Collected data entries:
____
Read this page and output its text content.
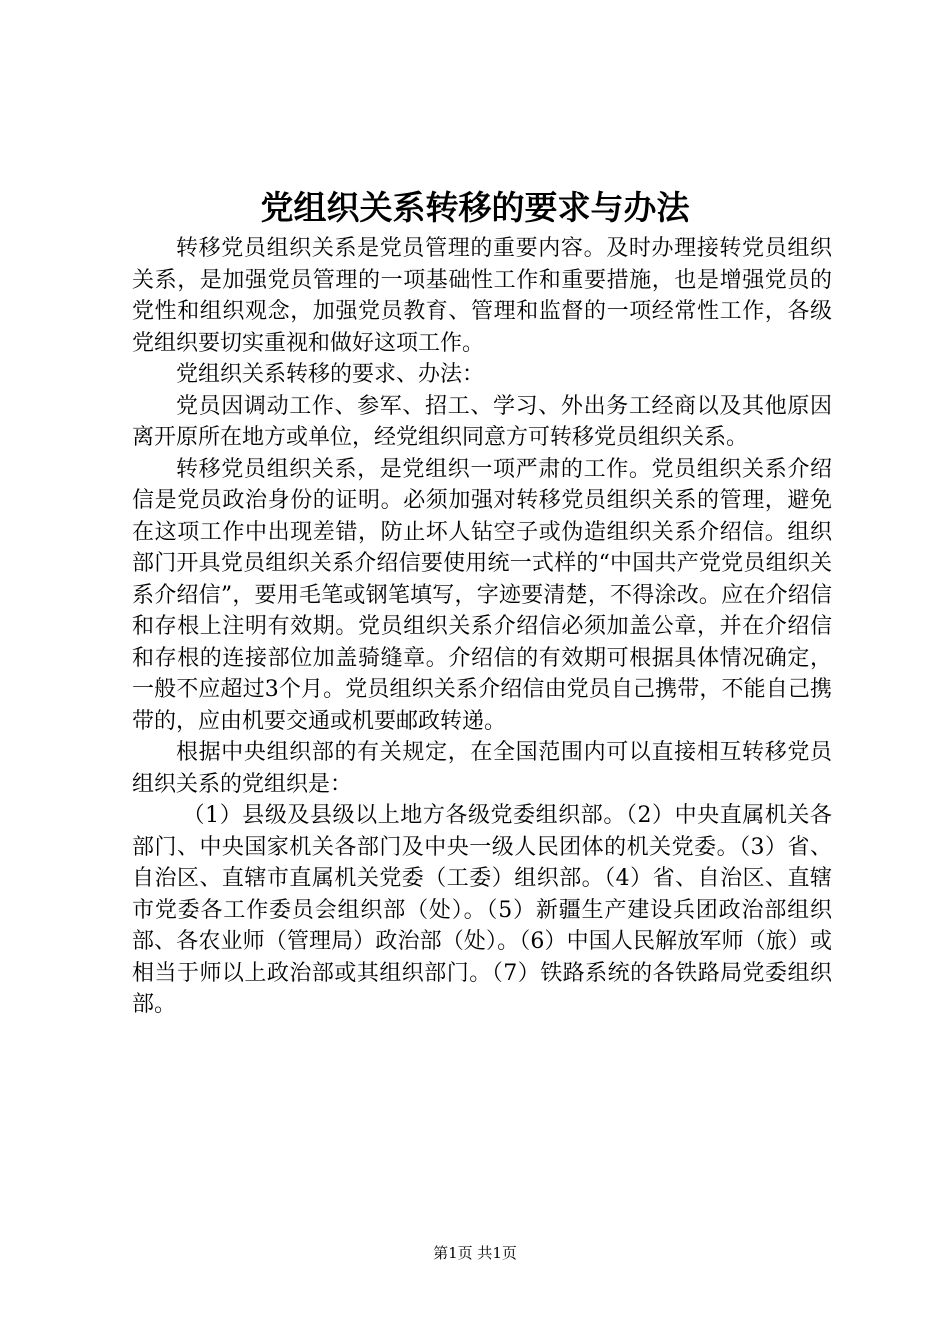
党组织关系转移的要求与办法

转移党员组织关系是党员管理的重要内容。及时办理接转党员组织关系，是加强党员管理的一项基础性工作和重要措施，也是增强党员的党性和组织观念，加强党员教育、管理和监督的一项经常性工作，各级党组织要切实重视和做好这项工作。

党组织关系转移的要求、办法：

党员因调动工作、参军、招工、学习、外出务工经商以及其他原因离开原所在地方或单位，经党组织同意方可转移党员组织关系。

转移党员组织关系，是党组织一项严肃的工作。党员组织关系介绍信是党员政治身份的证明。必须加强对转移党员组织关系的管理，避免在这项工作中出现差错，防止坏人钻空子或伪造组织关系介绍信。组织部门开具党员组织关系介绍信要使用统一式样的“中国共产党党员组织关系介绍信”，要用毛笔或钢笔填写，字迹要清楚，不得涂改。应在介绍信和存根上注明有效期。党员组织关系介绍信必须加盖公章，并在介绍信和存根的连接部位加盖骑缝章。介绍信的有效期可根据具体情况确定，一般不应超过3个月。党员组织关系介绍信由党员自己携带，不能自己携带的，应由机要交通或机要邮政转递。

根据中央组织部的有关规定，在全国范围内可以直接相互转移党员组织关系的党组织是：

（1）县级及县级以上地方各级党委组织部。（2）中央直属机关各部门、中央国家机关各部门及中央一级人民团体的机关党委。（3）省、自治区、直辖市直属机关党委（工委）组织部。（4）省、自治区、直辖市党委各工作委员会组织部（处）。（5）新疆生产建设兵团政治部组织部、各农业师（管理局）政治部（处）。（6）中国人民解放军师（旅）或相当于师以上政治部或其组织部门。（7）铁路系统的各铁路局党委组织部。

第1页 共1页
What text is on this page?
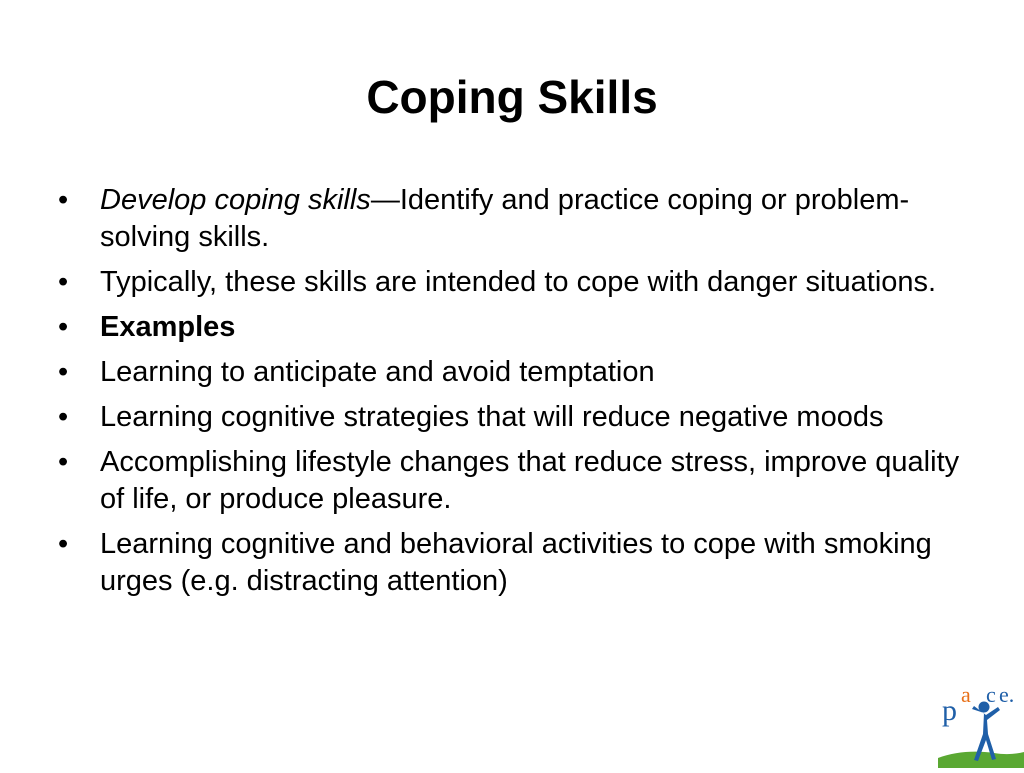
Coping Skills
•	Develop coping skills—Identify and practice coping or problem-solving skills.
•	Typically, these skills are intended to cope with danger situations.
•	Examples
•	Learning to anticipate and avoid temptation
•	Learning cognitive strategies that will reduce negative moods
•	Accomplishing lifestyle changes that reduce stress, improve quality of life, or produce pleasure.
•	Learning cognitive and behavioral activities to cope with smoking urges (e.g. distracting attention)
p a c e.
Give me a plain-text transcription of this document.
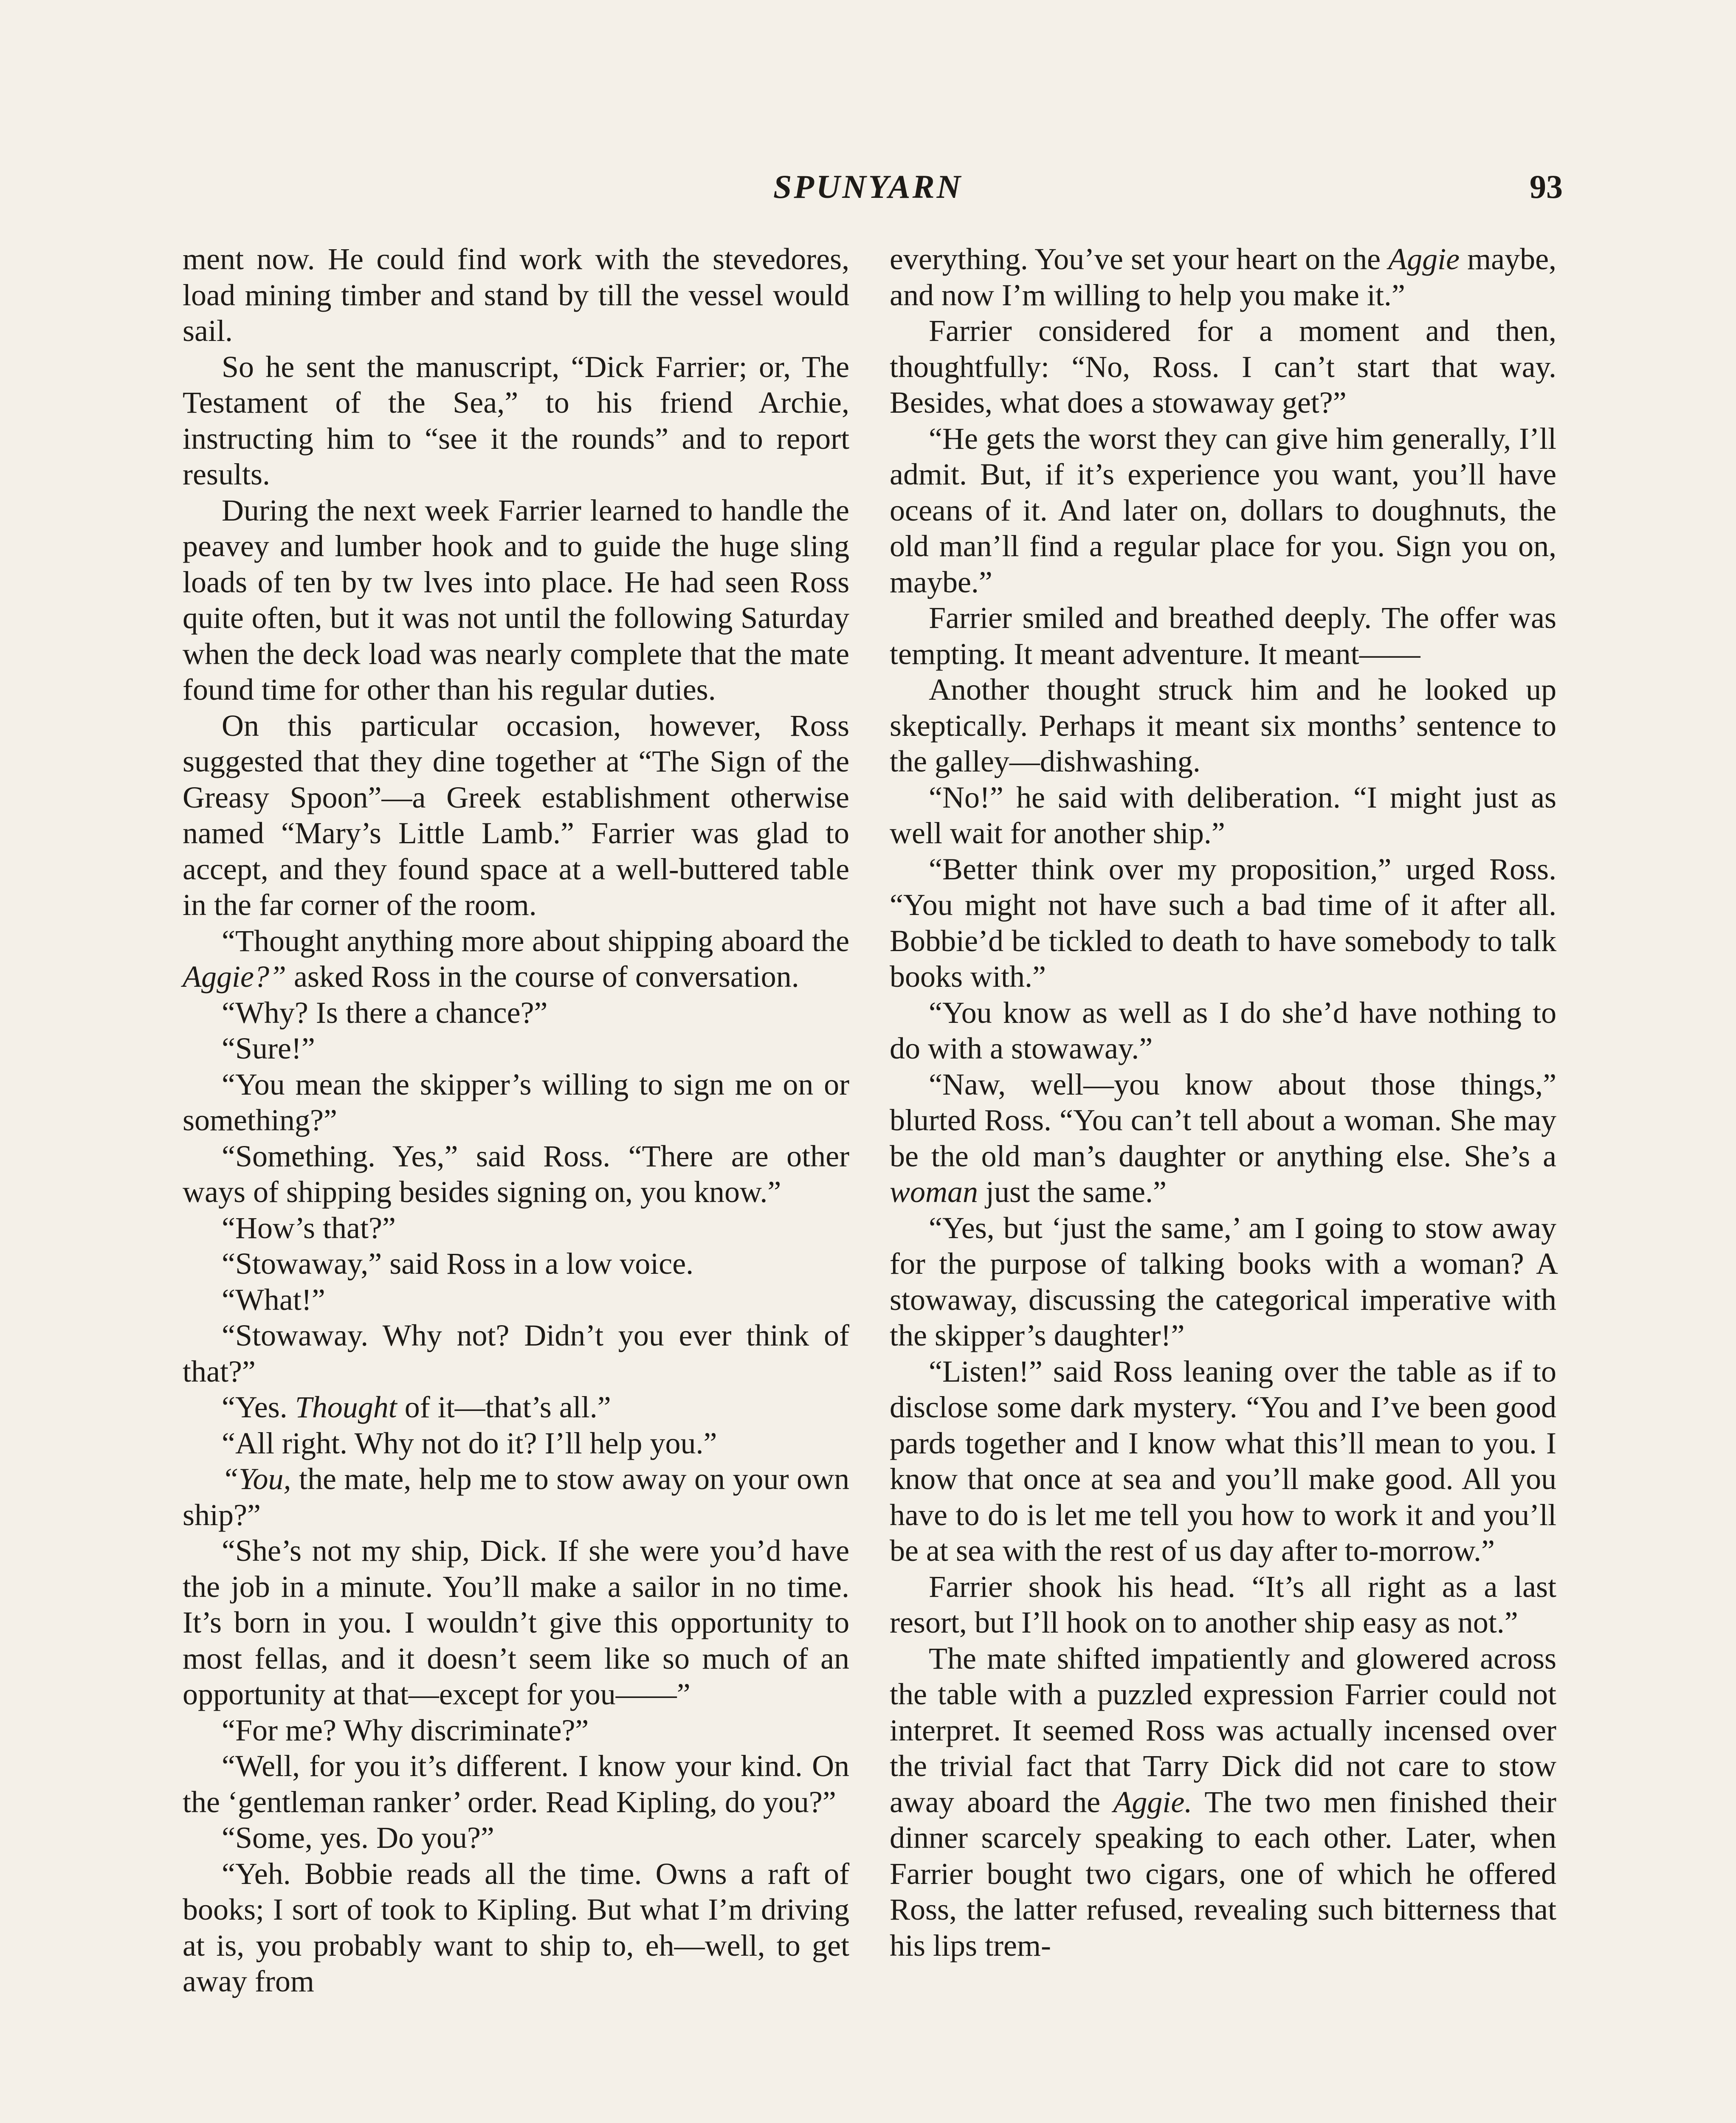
SPUNYARN	93

ment now. He could find work with the stevedores, load mining timber and stand by till the vessel would sail.

So he sent the manuscript, “Dick Farrier; or, The Testament of the Sea,” to his friend Archie, instructing him to “see it the rounds” and to report results.

During the next week Farrier learned to handle the peavey and lumber hook and to guide the huge sling loads of ten by tw lves into place. He had seen Ross quite often, but it was not until the following Saturday when the deck load was nearly complete that the mate found time for other than his regular duties.

On this particular occasion, however, Ross suggested that they dine together at “The Sign of the Greasy Spoon”—a Greek establishment otherwise named “Mary’s Little Lamb.” Farrier was glad to accept, and they found space at a well-buttered table in the far corner of the room.

“Thought anything more about shipping aboard the Aggie?” asked Ross in the course of conversation.

“Why? Is there a chance?”

“Sure!”

“You mean the skipper’s willing to sign me on or something?”

“Something. Yes,” said Ross. “There are other ways of shipping besides signing on, you know.”

“How’s that?”

“Stowaway,” said Ross in a low voice.

“What!”

“Stowaway. Why not? Didn’t you ever think of that?”

“Yes. Thought of it—that’s all.”

“All right. Why not do it? I’ll help you.”

“You, the mate, help me to stow away on your own ship?”

“She’s not my ship, Dick. If she were you’d have the job in a minute. You’ll make a sailor in no time. It’s born in you. I wouldn’t give this opportunity to most fellas, and it doesn’t seem like so much of an opportunity at that—except for you——”

“For me? Why discriminate?”

“Well, for you it’s different. I know your kind. On the ‘gentleman ranker’ order. Read Kipling, do you?”

“Some, yes. Do you?”

“Yeh. Bobbie reads all the time. Owns a raft of books; I sort of took to Kipling. But what I’m driving at is, you probably want to ship to, eh—well, to get away from

everything. You’ve set your heart on the Aggie maybe, and now I’m willing to help you make it.”

Farrier considered for a moment and then, thoughtfully: “No, Ross. I can’t start that way. Besides, what does a stowaway get?”

“He gets the worst they can give him generally, I’ll admit. But, if it’s experience you want, you’ll have oceans of it. And later on, dollars to doughnuts, the old man’ll find a regular place for you. Sign you on, maybe.”

Farrier smiled and breathed deeply. The offer was tempting. It meant adventure. It meant——

Another thought struck him and he looked up skeptically. Perhaps it meant six months’ sentence to the galley—dishwashing.

“No!” he said with deliberation. “I might just as well wait for another ship.”

“Better think over my proposition,” urged Ross. “You might not have such a bad time of it after all. Bobbie’d be tickled to death to have somebody to talk books with.”

“You know as well as I do she’d have nothing to do with a stowaway.”

“Naw, well—you know about those things,” blurted Ross. “You can’t tell about a woman. She may be the old man’s daughter or anything else. She’s a woman just the same.”

“Yes, but ‘just the same,’ am I going to stow away for the purpose of talking books with a woman? A stowaway, discussing the categorical imperative with the skipper’s daughter!”

“Listen!” said Ross leaning over the table as if to disclose some dark mystery. “You and I’ve been good pards together and I know what this’ll mean to you. I know that once at sea and you’ll make good. All you have to do is let me tell you how to work it and you’ll be at sea with the rest of us day after to-morrow.”

Farrier shook his head. “It’s all right as a last resort, but I’ll hook on to another ship easy as not.”

The mate shifted impatiently and glowered across the table with a puzzled expression Farrier could not interpret. It seemed Ross was actually incensed over the trivial fact that Tarry Dick did not care to stow away aboard the Aggie. The two men finished their dinner scarcely speaking to each other. Later, when Farrier bought two cigars, one of which he offered Ross, the latter refused, revealing such bitterness that his lips trem-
____
■ Exercise goal
All of the material above should be reproduced exactly, except the pictures.

■ Worked answer
Read this page and output its text content.
党组织关系转移的要求与办法

转移党员组织关系是党员管理的重要内容。及时办理接转党员组织关系，是加强党员管理的一项基础性工作和重要措施，也是增强党员的党性和组织观念，加强党员教育、管理和监督的一项经常性工作，各级党组织要切实重视和做好这项工作。

党组织关系转移的要求、办法：

党员因调动工作、参军、招工、学习、外出务工经商以及其他原因离开原所在地方或单位，经党组织同意方可转移党员组织关系。

转移党员组织关系，是党组织一项严肃的工作。党员组织关系介绍信是党员政治身份的证明。必须加强对转移党员组织关系的管理，避免在这项工作中出现差错，防止坏人钻空子或伪造组织关系介绍信。组织部门开具党员组织关系介绍信要使用统一式样的“中国共产党党员组织关系介绍信”，要用毛笔或钢笔填写，字迹要清楚，不得涂改。应在介绍信和存根上注明有效期。党员组织关系介绍信必须加盖公章，并在介绍信和存根的连接部位加盖骑缝章。介绍信的有效期可根据具体情况确定，一般不应超过3个月。党员组织关系介绍信由党员自己携带，不能自己携带的，应由机要交通或机要邮政转递。

根据中央组织部的有关规定，在全国范围内可以直接相互转移党员组织关系的党组织是：

（1）县级及县级以上地方各级党委组织部。（2）中央直属机关各部门、中央国家机关各部门及中央一级人民团体的机关党委。（3）省、自治区、直辖市直属机关党委（工委）组织部。（4）省、自治区、直辖市党委各工作委员会组织部（处）。（5）新疆生产建设兵团政治部组织部、各农业师（管理局）政治部（处）。（6）中国人民解放军师（旅）或相当于师以上政治部或其组织部门。（7）铁路系统的各铁路局党委组织部。

第1页 共1页
What text is on this page?
Coping Skills
•	Develop coping skills—Identify and practice coping or problem-solving skills.
•	Typically, these skills are intended to cope with danger situations.
•	Examples
•	Learning to anticipate and avoid temptation
•	Learning cognitive strategies that will reduce negative moods
•	Accomplishing lifestyle changes that reduce stress, improve quality of life, or produce pleasure.
•	Learning cognitive and behavioral activities to cope with smoking urges (e.g. distracting attention)
p a c e.
Give me a plain-text transcription of this document.
SPUNYARN	93

ment now. He could find work with the stevedores, load mining timber and stand by till the vessel would sail.

So he sent the manuscript, “Dick Farrier; or, The Testament of the Sea,” to his friend Archie, instructing him to “see it the rounds” and to report results.

During the next week Farrier learned to handle the peavey and lumber hook and to guide the huge sling loads of ten by tw lves into place. He had seen Ross quite often, but it was not until the following Saturday when the deck load was nearly complete that the mate found time for other than his regular duties.

On this particular occasion, however, Ross suggested that they dine together at “The Sign of the Greasy Spoon”—a Greek establishment otherwise named “Mary’s Little Lamb.” Farrier was glad to accept, and they found space at a well-buttered table in the far corner of the room.

“Thought anything more about shipping aboard the Aggie?” asked Ross in the course of conversation.

“Why? Is there a chance?”

“Sure!”

“You mean the skipper’s willing to sign me on or something?”

“Something. Yes,” said Ross. “There are other ways of shipping besides signing on, you know.”

“How’s that?”

“Stowaway,” said Ross in a low voice.

“What!”

“Stowaway. Why not? Didn’t you ever think of that?”

“Yes. Thought of it—that’s all.”

“All right. Why not do it? I’ll help you.”

“You, the mate, help me to stow away on your own ship?”

“She’s not my ship, Dick. If she were you’d have the job in a minute. You’ll make a sailor in no time. It’s born in you. I wouldn’t give this opportunity to most fellas, and it doesn’t seem like so much of an opportunity at that—except for you——”

“For me? Why discriminate?”

“Well, for you it’s different. I know your kind. On the ‘gentleman ranker’ order. Read Kipling, do you?”

“Some, yes. Do you?”

“Yeh. Bobbie reads all the time. Owns a raft of books; I sort of took to Kipling. But what I’m driving at is, you probably want to ship to, eh—well, to get away from

everything. You’ve set your heart on the Aggie maybe, and now I’m willing to help you make it.”

Farrier considered for a moment and then, thoughtfully: “No, Ross. I can’t start that way. Besides, what does a stowaway get?”

“He gets the worst they can give him generally, I’ll admit. But, if it’s experience you want, you’ll have oceans of it. And later on, dollars to doughnuts, the old man’ll find a regular place for you. Sign you on, maybe.”

Farrier smiled and breathed deeply. The offer was tempting. It meant adventure. It meant——

Another thought struck him and he looked up skeptically. Perhaps it meant six months’ sentence to the galley—dishwashing.

“No!” he said with deliberation. “I might just as well wait for another ship.”

“Better think over my proposition,” urged Ross. “You might not have such a bad time of it after all. Bobbie’d be tickled to death to have somebody to talk books with.”

“You know as well as I do she’d have nothing to do with a stowaway.”

“Naw, well—you know about those things,” blurted Ross. “You can’t tell about a woman. She may be the old man’s daughter or anything else. She’s a woman just the same.”

“Yes, but ‘just the same,’ am I going to stow away for the purpose of talking books with a woman? A stowaway, discussing the categorical imperative with the skipper’s daughter!”

“Listen!” said Ross leaning over the table as if to disclose some dark mystery. “You and I’ve been good pards together and I know what this’ll mean to you. I know that once at sea and you’ll make good. All you have to do is let me tell you how to work it and you’ll be at sea with the rest of us day after to-morrow.”

Farrier shook his head. “It’s all right as a last resort, but I’ll hook on to another ship easy as not.”

The mate shifted impatiently and glowered across the table with a puzzled expression Farrier could not interpret. It seemed Ross was actually incensed over the trivial fact that Tarry Dick did not care to stow away aboard the Aggie. The two men finished their dinner scarcely speaking to each other. Later, when Farrier bought two cigars, one of which he offered Ross, the latter refused, revealing such bitterness that his lips trem-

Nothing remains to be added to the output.